• WHAT TO DO
The full set of records below is to be reproduced without a single alteration.

Stored records:
##########

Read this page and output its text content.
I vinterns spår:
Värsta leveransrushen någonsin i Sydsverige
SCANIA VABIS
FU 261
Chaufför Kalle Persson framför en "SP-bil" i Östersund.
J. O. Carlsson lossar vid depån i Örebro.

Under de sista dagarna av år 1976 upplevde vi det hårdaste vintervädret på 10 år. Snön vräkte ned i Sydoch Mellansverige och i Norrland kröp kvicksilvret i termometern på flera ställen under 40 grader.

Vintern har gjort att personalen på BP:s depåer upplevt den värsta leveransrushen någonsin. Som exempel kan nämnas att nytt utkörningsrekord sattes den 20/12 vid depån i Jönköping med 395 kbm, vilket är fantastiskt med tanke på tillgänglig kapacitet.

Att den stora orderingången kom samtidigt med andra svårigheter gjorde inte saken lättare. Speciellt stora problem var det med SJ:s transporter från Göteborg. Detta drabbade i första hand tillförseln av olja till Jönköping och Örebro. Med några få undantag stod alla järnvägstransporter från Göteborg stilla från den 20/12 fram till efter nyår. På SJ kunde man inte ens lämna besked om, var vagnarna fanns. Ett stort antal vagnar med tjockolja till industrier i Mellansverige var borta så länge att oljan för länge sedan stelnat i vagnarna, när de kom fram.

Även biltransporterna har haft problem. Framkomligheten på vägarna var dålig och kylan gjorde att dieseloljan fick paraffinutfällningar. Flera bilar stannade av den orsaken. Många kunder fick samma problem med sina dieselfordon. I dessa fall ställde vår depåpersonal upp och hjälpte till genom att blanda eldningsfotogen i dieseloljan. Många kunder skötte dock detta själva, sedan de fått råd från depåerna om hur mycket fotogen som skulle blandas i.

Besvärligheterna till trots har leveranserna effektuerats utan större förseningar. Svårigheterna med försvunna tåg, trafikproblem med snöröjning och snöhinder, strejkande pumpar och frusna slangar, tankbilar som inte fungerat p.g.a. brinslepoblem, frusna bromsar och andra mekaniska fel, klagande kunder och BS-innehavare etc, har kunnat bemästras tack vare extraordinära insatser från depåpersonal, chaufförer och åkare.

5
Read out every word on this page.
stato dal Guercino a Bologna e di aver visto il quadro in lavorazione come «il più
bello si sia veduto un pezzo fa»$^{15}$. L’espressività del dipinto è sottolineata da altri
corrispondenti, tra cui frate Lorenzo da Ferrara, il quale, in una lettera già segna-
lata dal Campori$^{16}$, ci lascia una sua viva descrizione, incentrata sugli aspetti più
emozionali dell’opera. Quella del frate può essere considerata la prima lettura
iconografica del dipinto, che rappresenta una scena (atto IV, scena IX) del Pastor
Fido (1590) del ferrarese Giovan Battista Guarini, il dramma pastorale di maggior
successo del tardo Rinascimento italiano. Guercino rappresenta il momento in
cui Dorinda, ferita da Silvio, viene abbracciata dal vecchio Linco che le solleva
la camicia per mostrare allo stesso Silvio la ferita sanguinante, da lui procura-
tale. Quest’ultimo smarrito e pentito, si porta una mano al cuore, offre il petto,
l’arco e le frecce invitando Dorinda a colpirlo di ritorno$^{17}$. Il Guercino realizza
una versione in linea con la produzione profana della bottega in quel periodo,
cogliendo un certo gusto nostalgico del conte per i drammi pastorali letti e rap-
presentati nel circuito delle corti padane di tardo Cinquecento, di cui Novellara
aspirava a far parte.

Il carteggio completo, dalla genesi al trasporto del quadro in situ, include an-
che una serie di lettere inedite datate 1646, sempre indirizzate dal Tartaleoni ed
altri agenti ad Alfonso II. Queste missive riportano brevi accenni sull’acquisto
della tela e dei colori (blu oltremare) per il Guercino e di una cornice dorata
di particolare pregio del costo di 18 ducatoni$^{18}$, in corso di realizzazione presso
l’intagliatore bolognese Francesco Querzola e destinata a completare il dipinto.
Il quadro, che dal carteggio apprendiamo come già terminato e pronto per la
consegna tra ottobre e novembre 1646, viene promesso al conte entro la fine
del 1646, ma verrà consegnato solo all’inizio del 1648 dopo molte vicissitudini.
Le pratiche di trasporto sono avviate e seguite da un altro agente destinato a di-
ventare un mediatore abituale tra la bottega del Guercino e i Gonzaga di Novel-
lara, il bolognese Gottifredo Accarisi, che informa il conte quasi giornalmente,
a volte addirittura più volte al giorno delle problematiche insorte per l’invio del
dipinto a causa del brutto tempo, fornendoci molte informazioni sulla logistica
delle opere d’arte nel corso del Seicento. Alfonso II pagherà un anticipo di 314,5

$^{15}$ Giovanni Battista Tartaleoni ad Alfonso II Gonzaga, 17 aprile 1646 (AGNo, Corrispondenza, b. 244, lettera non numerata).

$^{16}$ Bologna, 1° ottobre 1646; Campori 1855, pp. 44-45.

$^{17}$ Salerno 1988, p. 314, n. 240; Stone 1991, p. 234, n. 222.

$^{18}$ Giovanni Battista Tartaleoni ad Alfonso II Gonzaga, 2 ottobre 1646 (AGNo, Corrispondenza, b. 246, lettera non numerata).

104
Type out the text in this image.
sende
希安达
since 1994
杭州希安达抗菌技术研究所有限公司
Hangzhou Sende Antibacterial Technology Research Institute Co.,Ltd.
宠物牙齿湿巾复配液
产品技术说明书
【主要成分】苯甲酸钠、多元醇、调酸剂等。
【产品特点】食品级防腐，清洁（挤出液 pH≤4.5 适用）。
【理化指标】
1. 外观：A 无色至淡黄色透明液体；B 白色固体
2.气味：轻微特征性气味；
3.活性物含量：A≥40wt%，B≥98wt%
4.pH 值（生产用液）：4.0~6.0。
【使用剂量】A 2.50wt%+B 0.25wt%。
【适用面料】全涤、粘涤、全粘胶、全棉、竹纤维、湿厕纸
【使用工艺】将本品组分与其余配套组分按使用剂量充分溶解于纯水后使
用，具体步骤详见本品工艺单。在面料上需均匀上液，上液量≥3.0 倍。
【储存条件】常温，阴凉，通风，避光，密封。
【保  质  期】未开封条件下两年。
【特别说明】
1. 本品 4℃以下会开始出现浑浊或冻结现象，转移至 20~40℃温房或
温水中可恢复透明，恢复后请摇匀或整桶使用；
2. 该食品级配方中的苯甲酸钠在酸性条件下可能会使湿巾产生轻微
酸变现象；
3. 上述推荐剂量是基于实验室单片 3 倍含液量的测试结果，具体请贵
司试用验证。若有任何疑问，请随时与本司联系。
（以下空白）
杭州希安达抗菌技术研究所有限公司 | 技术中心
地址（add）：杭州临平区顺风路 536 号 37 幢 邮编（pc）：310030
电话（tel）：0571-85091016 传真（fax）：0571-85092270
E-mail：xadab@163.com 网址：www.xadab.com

##########

• RESPONSE AREA
Read this page and output its text content.
I vinterns spår:
Värsta leveransrushen någonsin i Sydsverige
SCANIA VABIS
FU 261
Chaufför Kalle Persson framför en "SP-bil" i Östersund.
J. O. Carlsson lossar vid depån i Örebro.

Under de sista dagarna av år 1976 upplevde vi det hårdaste vintervädret på 10 år. Snön vräkte ned i Sydoch Mellansverige och i Norrland kröp kvicksilvret i termometern på flera ställen under 40 grader.

Vintern har gjort att personalen på BP:s depåer upplevt den värsta leveransrushen någonsin. Som exempel kan nämnas att nytt utkörningsrekord sattes den 20/12 vid depån i Jönköping med 395 kbm, vilket är fantastiskt med tanke på tillgänglig kapacitet.

Att den stora orderingången kom samtidigt med andra svårigheter gjorde inte saken lättare. Speciellt stora problem var det med SJ:s transporter från Göteborg. Detta drabbade i första hand tillförseln av olja till Jönköping och Örebro. Med några få undantag stod alla järnvägstransporter från Göteborg stilla från den 20/12 fram till efter nyår. På SJ kunde man inte ens lämna besked om, var vagnarna fanns. Ett stort antal vagnar med tjockolja till industrier i Mellansverige var borta så länge att oljan för länge sedan stelnat i vagnarna, när de kom fram.

Även biltransporterna har haft problem. Framkomligheten på vägarna var dålig och kylan gjorde att dieseloljan fick paraffinutfällningar. Flera bilar stannade av den orsaken. Många kunder fick samma problem med sina dieselfordon. I dessa fall ställde vår depåpersonal upp och hjälpte till genom att blanda eldningsfotogen i dieseloljan. Många kunder skötte dock detta själva, sedan de fått råd från depåerna om hur mycket fotogen som skulle blandas i.

Besvärligheterna till trots har leveranserna effektuerats utan större förseningar. Svårigheterna med försvunna tåg, trafikproblem med snöröjning och snöhinder, strejkande pumpar och frusna slangar, tankbilar som inte fungerat p.g.a. brinslepoblem, frusna bromsar och andra mekaniska fel, klagande kunder och BS-innehavare etc, har kunnat bemästras tack vare extraordinära insatser från depåpersonal, chaufförer och åkare.

5
Read out every word on this page.
stato dal Guercino a Bologna e di aver visto il quadro in lavorazione come «il più
bello si sia veduto un pezzo fa»$^{15}$. L’espressività del dipinto è sottolineata da altri
corrispondenti, tra cui frate Lorenzo da Ferrara, il quale, in una lettera già segna-
lata dal Campori$^{16}$, ci lascia una sua viva descrizione, incentrata sugli aspetti più
emozionali dell’opera. Quella del frate può essere considerata la prima lettura
iconografica del dipinto, che rappresenta una scena (atto IV, scena IX) del Pastor
Fido (1590) del ferrarese Giovan Battista Guarini, il dramma pastorale di maggior
successo del tardo Rinascimento italiano. Guercino rappresenta il momento in
cui Dorinda, ferita da Silvio, viene abbracciata dal vecchio Linco che le solleva
la camicia per mostrare allo stesso Silvio la ferita sanguinante, da lui procura-
tale. Quest’ultimo smarrito e pentito, si porta una mano al cuore, offre il petto,
l’arco e le frecce invitando Dorinda a colpirlo di ritorno$^{17}$. Il Guercino realizza
una versione in linea con la produzione profana della bottega in quel periodo,
cogliendo un certo gusto nostalgico del conte per i drammi pastorali letti e rap-
presentati nel circuito delle corti padane di tardo Cinquecento, di cui Novellara
aspirava a far parte.

Il carteggio completo, dalla genesi al trasporto del quadro in situ, include an-
che una serie di lettere inedite datate 1646, sempre indirizzate dal Tartaleoni ed
altri agenti ad Alfonso II. Queste missive riportano brevi accenni sull’acquisto
della tela e dei colori (blu oltremare) per il Guercino e di una cornice dorata
di particolare pregio del costo di 18 ducatoni$^{18}$, in corso di realizzazione presso
l’intagliatore bolognese Francesco Querzola e destinata a completare il dipinto.
Il quadro, che dal carteggio apprendiamo come già terminato e pronto per la
consegna tra ottobre e novembre 1646, viene promesso al conte entro la fine
del 1646, ma verrà consegnato solo all’inizio del 1648 dopo molte vicissitudini.
Le pratiche di trasporto sono avviate e seguite da un altro agente destinato a di-
ventare un mediatore abituale tra la bottega del Guercino e i Gonzaga di Novel-
lara, il bolognese Gottifredo Accarisi, che informa il conte quasi giornalmente,
a volte addirittura più volte al giorno delle problematiche insorte per l’invio del
dipinto a causa del brutto tempo, fornendoci molte informazioni sulla logistica
delle opere d’arte nel corso del Seicento. Alfonso II pagherà un anticipo di 314,5

$^{15}$ Giovanni Battista Tartaleoni ad Alfonso II Gonzaga, 17 aprile 1646 (AGNo, Corrispondenza, b. 244, lettera non numerata).

$^{16}$ Bologna, 1° ottobre 1646; Campori 1855, pp. 44-45.

$^{17}$ Salerno 1988, p. 314, n. 240; Stone 1991, p. 234, n. 222.

$^{18}$ Giovanni Battista Tartaleoni ad Alfonso II Gonzaga, 2 ottobre 1646 (AGNo, Corrispondenza, b. 246, lettera non numerata).

104
Type out the text in this image.
sende
希安达
since 1994
杭州希安达抗菌技术研究所有限公司
Hangzhou Sende Antibacterial Technology Research Institute Co.,Ltd.
宠物牙齿湿巾复配液
产品技术说明书
【主要成分】苯甲酸钠、多元醇、调酸剂等。
【产品特点】食品级防腐，清洁（挤出液 pH≤4.5 适用）。
【理化指标】
1. 外观：A 无色至淡黄色透明液体；B 白色固体
2.气味：轻微特征性气味；
3.活性物含量：A≥40wt%，B≥98wt%
4.pH 值（生产用液）：4.0~6.0。
【使用剂量】A 2.50wt%+B 0.25wt%。
【适用面料】全涤、粘涤、全粘胶、全棉、竹纤维、湿厕纸
【使用工艺】将本品组分与其余配套组分按使用剂量充分溶解于纯水后使
用，具体步骤详见本品工艺单。在面料上需均匀上液，上液量≥3.0 倍。
【储存条件】常温，阴凉，通风，避光，密封。
【保  质  期】未开封条件下两年。
【特别说明】
1. 本品 4℃以下会开始出现浑浊或冻结现象，转移至 20~40℃温房或
温水中可恢复透明，恢复后请摇匀或整桶使用；
2. 该食品级配方中的苯甲酸钠在酸性条件下可能会使湿巾产生轻微
酸变现象；
3. 上述推荐剂量是基于实验室单片 3 倍含液量的测试结果，具体请贵
司试用验证。若有任何疑问，请随时与本司联系。
（以下空白）
杭州希安达抗菌技术研究所有限公司 | 技术中心
地址（add）：杭州临平区顺风路 536 号 37 幢 邮编（pc）：310030
电话（tel）：0571-85091016 传真（fax）：0571-85092270
E-mail：xadab@163.com 网址：www.xadab.com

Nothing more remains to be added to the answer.